** start Document extract **

You are viewing a plain text version of this content. The canonical link for it is here.
Posted to yarn-issues@hadoop.apache.org by "Prabhu Joseph (Jira)" <ji...@apache.org> on 2022/10/20 08:05:00 UTC
[jira] [Assigned] (YARN-11355) YARN Client Failovers immediately to rm2 but takes ~30000ms to rm3
[ https://issues.apache.org/jira/browse/YARN-11355?page=com.atlassian.jira.plugin.system.issuetabpanels:all-tabpanel ]
Prabhu Joseph reassigned YARN-11355:
------------------------------------
Assignee: Vineeth Naroju (was: Prabhu Joseph)

** end Document extract **
** start Information provided **

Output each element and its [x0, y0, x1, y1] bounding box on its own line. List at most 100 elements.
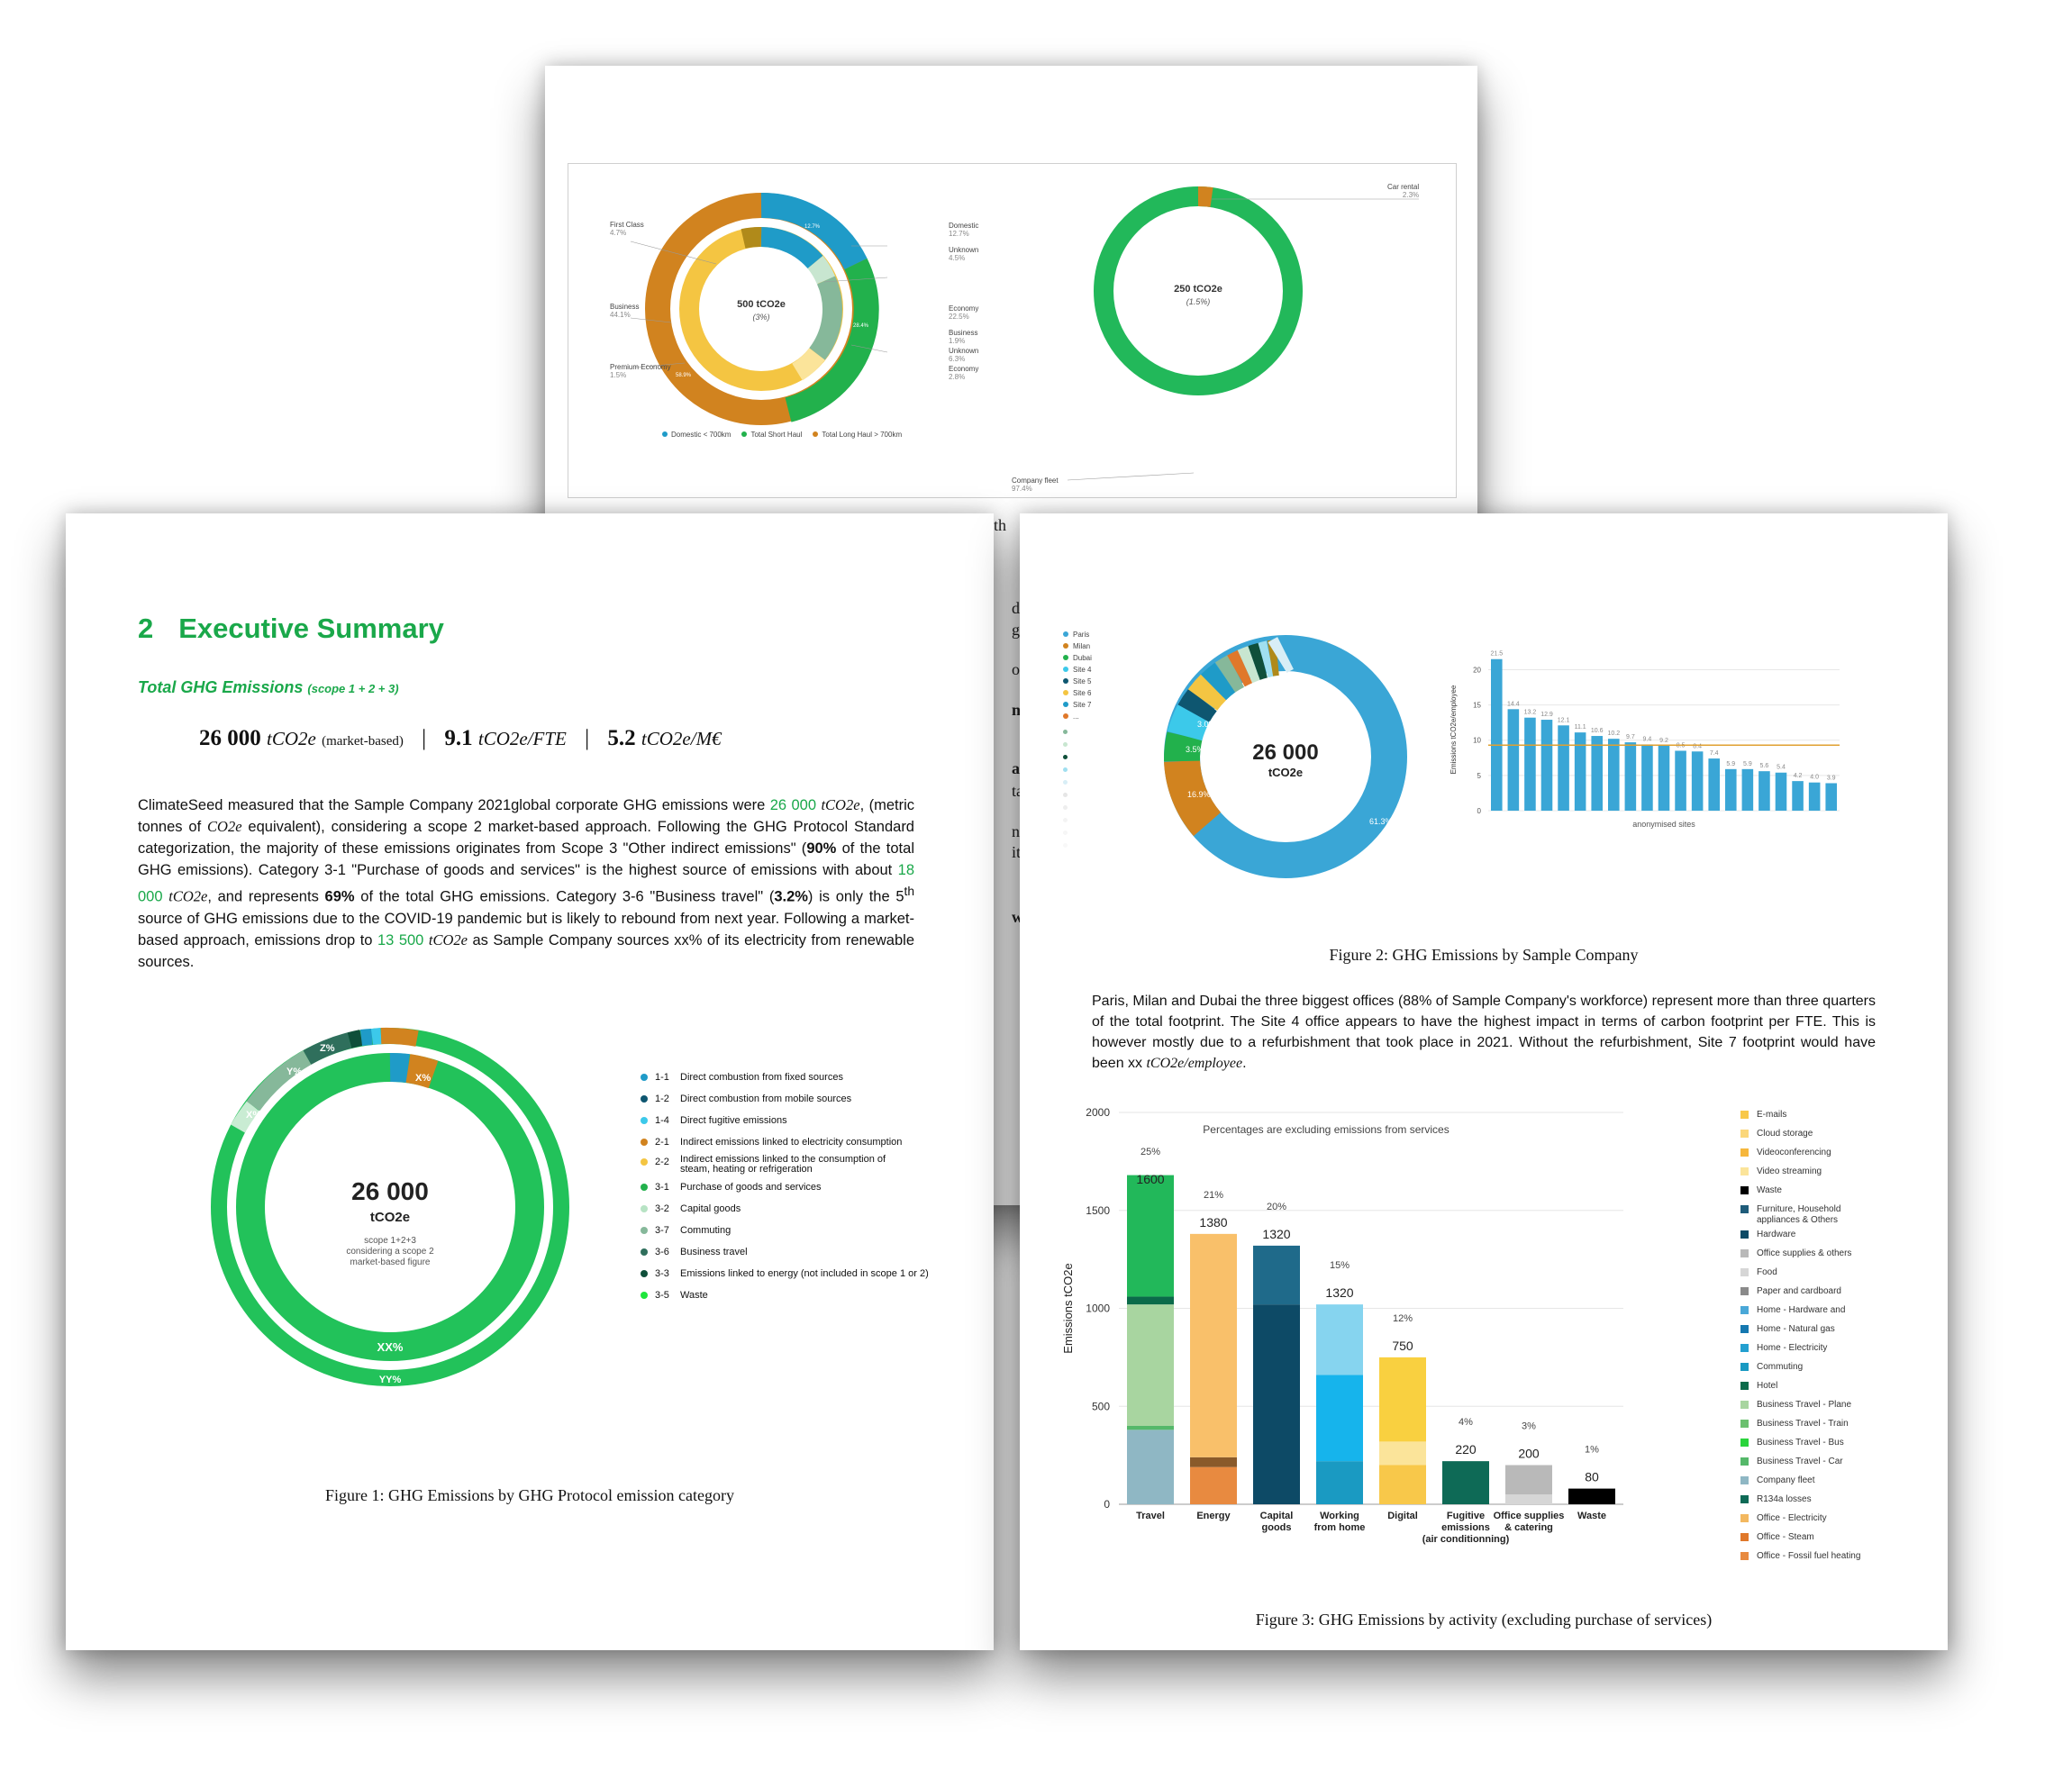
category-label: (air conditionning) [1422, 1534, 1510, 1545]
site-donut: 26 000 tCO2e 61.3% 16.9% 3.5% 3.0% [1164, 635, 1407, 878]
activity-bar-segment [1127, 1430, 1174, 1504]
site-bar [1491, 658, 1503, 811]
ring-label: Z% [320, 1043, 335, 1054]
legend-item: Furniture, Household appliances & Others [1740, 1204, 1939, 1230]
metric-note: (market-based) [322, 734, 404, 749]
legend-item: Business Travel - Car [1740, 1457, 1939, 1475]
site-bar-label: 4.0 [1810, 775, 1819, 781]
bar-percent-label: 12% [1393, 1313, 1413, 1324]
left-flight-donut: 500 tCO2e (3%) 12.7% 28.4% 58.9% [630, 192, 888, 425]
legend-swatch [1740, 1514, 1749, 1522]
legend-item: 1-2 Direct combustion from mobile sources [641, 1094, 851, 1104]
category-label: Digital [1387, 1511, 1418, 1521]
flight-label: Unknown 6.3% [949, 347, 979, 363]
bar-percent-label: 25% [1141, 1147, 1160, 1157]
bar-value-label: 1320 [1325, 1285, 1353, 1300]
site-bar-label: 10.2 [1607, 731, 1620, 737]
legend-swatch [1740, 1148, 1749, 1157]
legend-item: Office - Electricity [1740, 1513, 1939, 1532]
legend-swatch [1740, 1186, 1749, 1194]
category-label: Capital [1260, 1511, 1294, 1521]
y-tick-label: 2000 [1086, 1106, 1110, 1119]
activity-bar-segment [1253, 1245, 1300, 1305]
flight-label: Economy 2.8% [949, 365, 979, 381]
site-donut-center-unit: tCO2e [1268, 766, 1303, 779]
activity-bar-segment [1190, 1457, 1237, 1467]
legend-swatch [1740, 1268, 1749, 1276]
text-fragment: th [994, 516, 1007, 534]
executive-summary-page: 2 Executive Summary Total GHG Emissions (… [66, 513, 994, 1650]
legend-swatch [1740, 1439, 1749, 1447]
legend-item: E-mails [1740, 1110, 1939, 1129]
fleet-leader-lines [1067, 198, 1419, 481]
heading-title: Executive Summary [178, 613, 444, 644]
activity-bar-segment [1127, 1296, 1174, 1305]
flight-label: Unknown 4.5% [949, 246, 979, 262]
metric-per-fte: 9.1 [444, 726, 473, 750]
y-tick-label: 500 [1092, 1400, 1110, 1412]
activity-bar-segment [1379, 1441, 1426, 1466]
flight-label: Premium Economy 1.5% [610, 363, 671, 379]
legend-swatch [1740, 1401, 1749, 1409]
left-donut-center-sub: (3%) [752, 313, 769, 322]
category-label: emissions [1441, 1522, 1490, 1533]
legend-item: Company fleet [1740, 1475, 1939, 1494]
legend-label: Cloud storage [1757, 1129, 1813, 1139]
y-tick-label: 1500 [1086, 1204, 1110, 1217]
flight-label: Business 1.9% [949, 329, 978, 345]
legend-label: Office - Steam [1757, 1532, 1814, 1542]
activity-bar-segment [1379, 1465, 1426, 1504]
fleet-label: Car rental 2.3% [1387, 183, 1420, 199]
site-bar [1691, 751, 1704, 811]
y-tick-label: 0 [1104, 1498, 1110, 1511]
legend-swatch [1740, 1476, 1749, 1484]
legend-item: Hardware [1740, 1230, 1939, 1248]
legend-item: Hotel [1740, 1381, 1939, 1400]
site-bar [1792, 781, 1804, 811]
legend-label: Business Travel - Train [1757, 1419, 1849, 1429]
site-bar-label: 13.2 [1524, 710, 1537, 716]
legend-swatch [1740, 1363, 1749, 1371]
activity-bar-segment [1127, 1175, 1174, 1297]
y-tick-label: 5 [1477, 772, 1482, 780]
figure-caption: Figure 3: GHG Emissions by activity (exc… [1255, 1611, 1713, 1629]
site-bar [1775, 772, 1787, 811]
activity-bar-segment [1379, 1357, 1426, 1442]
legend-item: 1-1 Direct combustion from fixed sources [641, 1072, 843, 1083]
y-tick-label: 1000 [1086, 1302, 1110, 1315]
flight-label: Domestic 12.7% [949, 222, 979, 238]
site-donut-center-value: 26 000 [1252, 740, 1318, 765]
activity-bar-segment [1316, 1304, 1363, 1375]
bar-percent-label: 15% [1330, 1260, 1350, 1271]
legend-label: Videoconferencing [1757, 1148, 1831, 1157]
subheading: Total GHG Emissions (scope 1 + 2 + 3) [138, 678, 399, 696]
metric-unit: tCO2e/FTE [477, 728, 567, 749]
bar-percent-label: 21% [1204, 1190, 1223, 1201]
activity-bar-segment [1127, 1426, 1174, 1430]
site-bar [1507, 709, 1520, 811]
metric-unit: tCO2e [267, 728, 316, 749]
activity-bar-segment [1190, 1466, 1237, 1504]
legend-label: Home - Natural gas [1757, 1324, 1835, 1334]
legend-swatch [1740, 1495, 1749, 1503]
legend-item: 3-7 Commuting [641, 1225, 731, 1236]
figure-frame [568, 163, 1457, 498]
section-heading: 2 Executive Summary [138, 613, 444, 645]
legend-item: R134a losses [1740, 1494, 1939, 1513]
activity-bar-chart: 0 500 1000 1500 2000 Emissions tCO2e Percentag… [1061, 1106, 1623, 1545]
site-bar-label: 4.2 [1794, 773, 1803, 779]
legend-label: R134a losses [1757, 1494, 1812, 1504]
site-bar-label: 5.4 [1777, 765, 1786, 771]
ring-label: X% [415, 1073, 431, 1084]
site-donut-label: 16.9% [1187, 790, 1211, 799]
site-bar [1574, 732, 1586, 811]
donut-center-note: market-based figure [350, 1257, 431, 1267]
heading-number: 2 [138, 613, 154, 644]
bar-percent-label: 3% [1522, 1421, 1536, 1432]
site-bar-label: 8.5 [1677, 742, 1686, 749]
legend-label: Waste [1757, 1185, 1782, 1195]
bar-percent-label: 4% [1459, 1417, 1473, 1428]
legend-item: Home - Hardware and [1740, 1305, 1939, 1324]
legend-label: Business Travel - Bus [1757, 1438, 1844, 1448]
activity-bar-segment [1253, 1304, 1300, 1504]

** end Information provided **

* Goal of the exercise *
Answer these questions using the issue notice.
(a) Who is the new assignee of YARN-11355?
(b) On what date was the notice posted?
(c) According to the issue title, roughly how long does the YARN client take to fail over to rm3?
The material that comes after the issue notice is drawn from a separate source.

* Task solution *
(a) Vineeth Naroju
(b) 2022/10/20
(c) About 30000 ms